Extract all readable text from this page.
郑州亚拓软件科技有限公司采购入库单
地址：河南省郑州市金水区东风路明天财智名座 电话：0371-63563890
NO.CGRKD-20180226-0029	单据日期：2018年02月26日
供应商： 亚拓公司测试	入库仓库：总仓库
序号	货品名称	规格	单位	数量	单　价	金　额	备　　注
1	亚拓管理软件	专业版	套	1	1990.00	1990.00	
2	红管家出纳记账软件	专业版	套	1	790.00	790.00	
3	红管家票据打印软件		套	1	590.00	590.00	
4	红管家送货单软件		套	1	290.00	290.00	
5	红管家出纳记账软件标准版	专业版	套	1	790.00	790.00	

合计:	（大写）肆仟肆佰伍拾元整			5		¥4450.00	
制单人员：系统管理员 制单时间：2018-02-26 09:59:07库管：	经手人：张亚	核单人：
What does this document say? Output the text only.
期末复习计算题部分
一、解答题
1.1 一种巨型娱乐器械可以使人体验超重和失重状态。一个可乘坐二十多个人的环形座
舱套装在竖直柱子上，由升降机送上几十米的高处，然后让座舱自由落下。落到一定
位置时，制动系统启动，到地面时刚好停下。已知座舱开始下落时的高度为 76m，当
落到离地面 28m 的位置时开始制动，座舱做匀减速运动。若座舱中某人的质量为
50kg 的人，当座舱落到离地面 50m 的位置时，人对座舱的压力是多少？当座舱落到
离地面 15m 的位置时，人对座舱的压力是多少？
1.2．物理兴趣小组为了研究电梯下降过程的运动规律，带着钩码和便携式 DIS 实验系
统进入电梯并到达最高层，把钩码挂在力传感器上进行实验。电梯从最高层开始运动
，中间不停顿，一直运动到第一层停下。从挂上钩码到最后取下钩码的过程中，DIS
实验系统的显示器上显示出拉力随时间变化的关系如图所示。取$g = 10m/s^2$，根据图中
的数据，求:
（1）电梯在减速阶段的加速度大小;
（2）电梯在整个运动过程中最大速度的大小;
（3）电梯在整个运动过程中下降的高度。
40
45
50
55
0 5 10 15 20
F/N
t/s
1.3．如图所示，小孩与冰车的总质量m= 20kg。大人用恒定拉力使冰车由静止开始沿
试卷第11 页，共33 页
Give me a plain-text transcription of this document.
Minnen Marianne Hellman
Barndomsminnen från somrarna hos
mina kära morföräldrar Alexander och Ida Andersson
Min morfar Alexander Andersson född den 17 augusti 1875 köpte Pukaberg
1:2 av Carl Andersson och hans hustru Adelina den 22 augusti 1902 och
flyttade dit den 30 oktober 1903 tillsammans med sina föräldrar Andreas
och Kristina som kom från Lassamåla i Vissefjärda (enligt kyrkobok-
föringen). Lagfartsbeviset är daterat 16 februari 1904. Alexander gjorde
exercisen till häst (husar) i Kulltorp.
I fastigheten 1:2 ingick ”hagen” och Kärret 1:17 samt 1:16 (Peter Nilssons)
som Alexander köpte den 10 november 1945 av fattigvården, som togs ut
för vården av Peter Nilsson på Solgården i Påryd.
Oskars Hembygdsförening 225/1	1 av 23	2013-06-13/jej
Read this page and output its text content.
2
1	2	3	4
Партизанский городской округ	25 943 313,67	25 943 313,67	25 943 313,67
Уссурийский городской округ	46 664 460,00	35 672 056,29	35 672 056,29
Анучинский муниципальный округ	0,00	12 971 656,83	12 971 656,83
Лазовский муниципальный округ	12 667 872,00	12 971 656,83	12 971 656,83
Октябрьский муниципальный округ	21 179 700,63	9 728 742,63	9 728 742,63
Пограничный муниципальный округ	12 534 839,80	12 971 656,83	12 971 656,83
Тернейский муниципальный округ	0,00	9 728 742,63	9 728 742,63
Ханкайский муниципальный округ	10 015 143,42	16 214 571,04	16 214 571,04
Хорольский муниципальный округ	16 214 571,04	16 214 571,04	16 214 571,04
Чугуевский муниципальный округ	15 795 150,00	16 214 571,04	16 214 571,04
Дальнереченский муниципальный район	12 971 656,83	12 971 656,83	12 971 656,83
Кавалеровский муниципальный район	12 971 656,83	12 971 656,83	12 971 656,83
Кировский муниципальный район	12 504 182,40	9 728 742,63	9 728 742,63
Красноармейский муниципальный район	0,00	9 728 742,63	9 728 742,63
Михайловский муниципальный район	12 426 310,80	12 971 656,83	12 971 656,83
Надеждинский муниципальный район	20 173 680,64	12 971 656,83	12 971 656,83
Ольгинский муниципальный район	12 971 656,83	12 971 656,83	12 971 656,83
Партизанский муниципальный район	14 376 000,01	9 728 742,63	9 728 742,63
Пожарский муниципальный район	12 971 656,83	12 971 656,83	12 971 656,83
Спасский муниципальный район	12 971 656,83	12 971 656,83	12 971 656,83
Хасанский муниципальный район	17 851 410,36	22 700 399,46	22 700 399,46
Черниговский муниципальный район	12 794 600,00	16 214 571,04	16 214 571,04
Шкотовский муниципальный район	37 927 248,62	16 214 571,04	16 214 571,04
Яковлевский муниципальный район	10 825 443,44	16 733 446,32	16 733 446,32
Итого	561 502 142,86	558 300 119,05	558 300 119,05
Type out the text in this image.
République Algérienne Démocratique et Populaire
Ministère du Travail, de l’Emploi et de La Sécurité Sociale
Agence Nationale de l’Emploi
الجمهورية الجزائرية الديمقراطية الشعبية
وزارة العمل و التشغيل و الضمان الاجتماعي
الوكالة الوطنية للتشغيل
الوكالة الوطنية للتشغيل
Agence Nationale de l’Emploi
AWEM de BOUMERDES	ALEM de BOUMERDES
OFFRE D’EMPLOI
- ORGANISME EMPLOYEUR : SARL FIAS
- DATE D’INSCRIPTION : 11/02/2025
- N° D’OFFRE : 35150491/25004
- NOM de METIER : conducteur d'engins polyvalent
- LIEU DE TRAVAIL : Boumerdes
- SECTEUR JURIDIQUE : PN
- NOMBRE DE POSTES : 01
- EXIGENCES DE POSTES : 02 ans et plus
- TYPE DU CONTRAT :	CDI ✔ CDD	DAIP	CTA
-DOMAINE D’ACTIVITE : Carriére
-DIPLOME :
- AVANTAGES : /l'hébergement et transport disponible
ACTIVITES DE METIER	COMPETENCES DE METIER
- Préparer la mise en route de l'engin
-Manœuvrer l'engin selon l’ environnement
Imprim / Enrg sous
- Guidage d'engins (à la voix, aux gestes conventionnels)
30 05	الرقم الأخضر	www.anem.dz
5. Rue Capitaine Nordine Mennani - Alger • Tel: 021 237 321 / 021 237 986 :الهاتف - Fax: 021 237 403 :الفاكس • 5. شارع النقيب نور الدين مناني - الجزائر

-----

→ WHAT YOU NEED TO DO
From the entries above, extract each line containing "人对座舱的压力是多少".

→ COMPLETED TASK
50kg 的人，当座舱落到离地面 50m 的位置时，人对座舱的压力是多少？当座舱落到
离地面 15m 的位置时，人对座舱的压力是多少？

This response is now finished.